Material supplied >>

▽

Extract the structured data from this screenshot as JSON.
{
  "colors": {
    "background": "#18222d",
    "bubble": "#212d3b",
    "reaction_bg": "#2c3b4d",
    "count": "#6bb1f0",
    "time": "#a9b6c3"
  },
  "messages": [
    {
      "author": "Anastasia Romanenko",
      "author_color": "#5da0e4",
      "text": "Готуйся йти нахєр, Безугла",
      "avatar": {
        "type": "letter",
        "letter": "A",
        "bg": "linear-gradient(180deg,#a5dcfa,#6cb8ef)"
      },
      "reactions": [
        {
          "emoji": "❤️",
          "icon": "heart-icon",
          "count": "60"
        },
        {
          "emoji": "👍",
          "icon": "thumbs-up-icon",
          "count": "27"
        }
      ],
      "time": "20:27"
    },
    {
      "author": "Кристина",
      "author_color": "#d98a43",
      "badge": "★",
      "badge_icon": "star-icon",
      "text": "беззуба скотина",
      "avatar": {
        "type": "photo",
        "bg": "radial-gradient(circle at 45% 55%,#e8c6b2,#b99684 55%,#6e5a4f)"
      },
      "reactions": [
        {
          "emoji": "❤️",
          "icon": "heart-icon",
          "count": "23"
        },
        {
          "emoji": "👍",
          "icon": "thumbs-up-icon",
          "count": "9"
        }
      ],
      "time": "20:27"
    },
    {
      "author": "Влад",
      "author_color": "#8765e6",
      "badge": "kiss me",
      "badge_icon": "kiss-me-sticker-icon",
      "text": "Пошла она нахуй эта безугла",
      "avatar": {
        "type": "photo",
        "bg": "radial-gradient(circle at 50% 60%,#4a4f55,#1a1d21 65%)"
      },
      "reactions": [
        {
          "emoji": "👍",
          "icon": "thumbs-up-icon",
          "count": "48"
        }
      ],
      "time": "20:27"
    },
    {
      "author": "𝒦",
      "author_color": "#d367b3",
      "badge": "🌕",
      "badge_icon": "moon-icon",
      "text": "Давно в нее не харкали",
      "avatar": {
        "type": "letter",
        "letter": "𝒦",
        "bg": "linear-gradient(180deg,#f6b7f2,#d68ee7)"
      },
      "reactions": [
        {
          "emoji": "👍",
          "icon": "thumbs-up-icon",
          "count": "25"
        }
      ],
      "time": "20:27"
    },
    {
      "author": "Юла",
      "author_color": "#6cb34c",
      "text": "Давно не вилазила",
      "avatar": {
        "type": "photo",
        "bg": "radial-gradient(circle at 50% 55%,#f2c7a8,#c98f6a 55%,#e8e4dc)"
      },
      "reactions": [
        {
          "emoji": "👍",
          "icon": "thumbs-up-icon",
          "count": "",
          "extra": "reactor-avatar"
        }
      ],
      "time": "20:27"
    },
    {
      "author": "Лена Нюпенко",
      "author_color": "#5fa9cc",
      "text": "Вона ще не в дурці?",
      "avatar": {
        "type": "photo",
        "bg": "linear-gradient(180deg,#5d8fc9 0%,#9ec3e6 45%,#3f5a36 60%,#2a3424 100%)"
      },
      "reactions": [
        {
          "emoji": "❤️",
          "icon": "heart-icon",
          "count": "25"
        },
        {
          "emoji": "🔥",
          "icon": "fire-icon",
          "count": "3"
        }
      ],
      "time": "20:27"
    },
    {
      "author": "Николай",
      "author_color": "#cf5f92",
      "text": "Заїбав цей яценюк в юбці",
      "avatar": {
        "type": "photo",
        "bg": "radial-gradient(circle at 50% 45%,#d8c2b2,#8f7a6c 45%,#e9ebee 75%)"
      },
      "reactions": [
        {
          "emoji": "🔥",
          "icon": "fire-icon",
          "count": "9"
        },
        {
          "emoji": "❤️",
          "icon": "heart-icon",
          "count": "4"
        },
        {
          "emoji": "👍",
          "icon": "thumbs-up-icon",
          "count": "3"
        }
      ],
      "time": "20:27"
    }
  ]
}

△

Write out the listing once more, matching it exactly.

Task result >>
Extract the structured data from this screenshot as JSON.
{
  "colors": {
    "background": "#18222d",
    "bubble": "#212d3b",
    "reaction_bg": "#2c3b4d",
    "count": "#6bb1f0",
    "time": "#a9b6c3"
  },
  "messages": [
    {
      "author": "Anastasia Romanenko",
      "author_color": "#5da0e4",
      "text": "Готуйся йти нахєр, Безугла",
      "avatar": {
        "type": "letter",
        "letter": "A",
        "bg": "linear-gradient(180deg,#a5dcfa,#6cb8ef)"
      },
      "reactions": [
        {
          "emoji": "❤️",
          "icon": "heart-icon",
          "count": "60"
        },
        {
          "emoji": "👍",
          "icon": "thumbs-up-icon",
          "count": "27"
        }
      ],
      "time": "20:27"
    },
    {
      "author": "Кристина",
      "author_color": "#d98a43",
      "badge": "★",
      "badge_icon": "star-icon",
      "text": "беззуба скотина",
      "avatar": {
        "type": "photo",
        "bg": "radial-gradient(circle at 45% 55%,#e8c6b2,#b99684 55%,#6e5a4f)"
      },
      "reactions": [
        {
          "emoji": "❤️",
          "icon": "heart-icon",
          "count": "23"
        },
        {
          "emoji": "👍",
          "icon": "thumbs-up-icon",
          "count": "9"
        }
      ],
      "time": "20:27"
    },
    {
      "author": "Влад",
      "author_color": "#8765e6",
      "badge": "kiss me",
      "badge_icon": "kiss-me-sticker-icon",
      "text": "Пошла она нахуй эта безугла",
      "avatar": {
        "type": "photo",
        "bg": "radial-gradient(circle at 50% 60%,#4a4f55,#1a1d21 65%)"
      },
      "reactions": [
        {
          "emoji": "👍",
          "icon": "thumbs-up-icon",
          "count": "48"
        }
      ],
      "time": "20:27"
    },
    {
      "author": "𝒦",
      "author_color": "#d367b3",
      "badge": "🌕",
      "badge_icon": "moon-icon",
      "text": "Давно в нее не харкали",
      "avatar": {
        "type": "letter",
        "letter": "𝒦",
        "bg": "linear-gradient(180deg,#f6b7f2,#d68ee7)"
      },
      "reactions": [
        {
          "emoji": "👍",
          "icon": "thumbs-up-icon",
          "count": "25"
        }
      ],
      "time": "20:27"
    },
    {
      "author": "Юла",
      "author_color": "#6cb34c",
      "text": "Давно не вилазила",
      "avatar": {
        "type": "photo",
        "bg": "radial-gradient(circle at 50% 55%,#f2c7a8,#c98f6a 55%,#e8e4dc)"
      },
      "reactions": [
        {
          "emoji": "👍",
          "icon": "thumbs-up-icon",
          "count": "",
          "extra": "reactor-avatar"
        }
      ],
      "time": "20:27"
    },
    {
      "author": "Лена Нюпенко",
      "author_color": "#5fa9cc",
      "text": "Вона ще не в дурці?",
      "avatar": {
        "type": "photo",
        "bg": "linear-gradient(180deg,#5d8fc9 0%,#9ec3e6 45%,#3f5a36 60%,#2a3424 100%)"
      },
      "reactions": [
        {
          "emoji": "❤️",
          "icon": "heart-icon",
          "count": "25"
        },
        {
          "emoji": "🔥",
          "icon": "fire-icon",
          "count": "3"
        }
      ],
      "time": "20:27"
    },
    {
      "author": "Николай",
      "author_color": "#cf5f92",
      "text": "Заїбав цей яценюк в юбці",
      "avatar": {
        "type": "photo",
        "bg": "radial-gradient(circle at 50% 45%,#d8c2b2,#8f7a6c 45%,#e9ebee 75%)"
      },
      "reactions": [
        {
          "emoji": "🔥",
          "icon": "fire-icon",
          "count": "9"
        },
        {
          "emoji": "❤️",
          "icon": "heart-icon",
          "count": "4"
        },
        {
          "emoji": "👍",
          "icon": "thumbs-up-icon",
          "count": "3"
        }
      ],
      "time": "20:27"
    }
  ]
}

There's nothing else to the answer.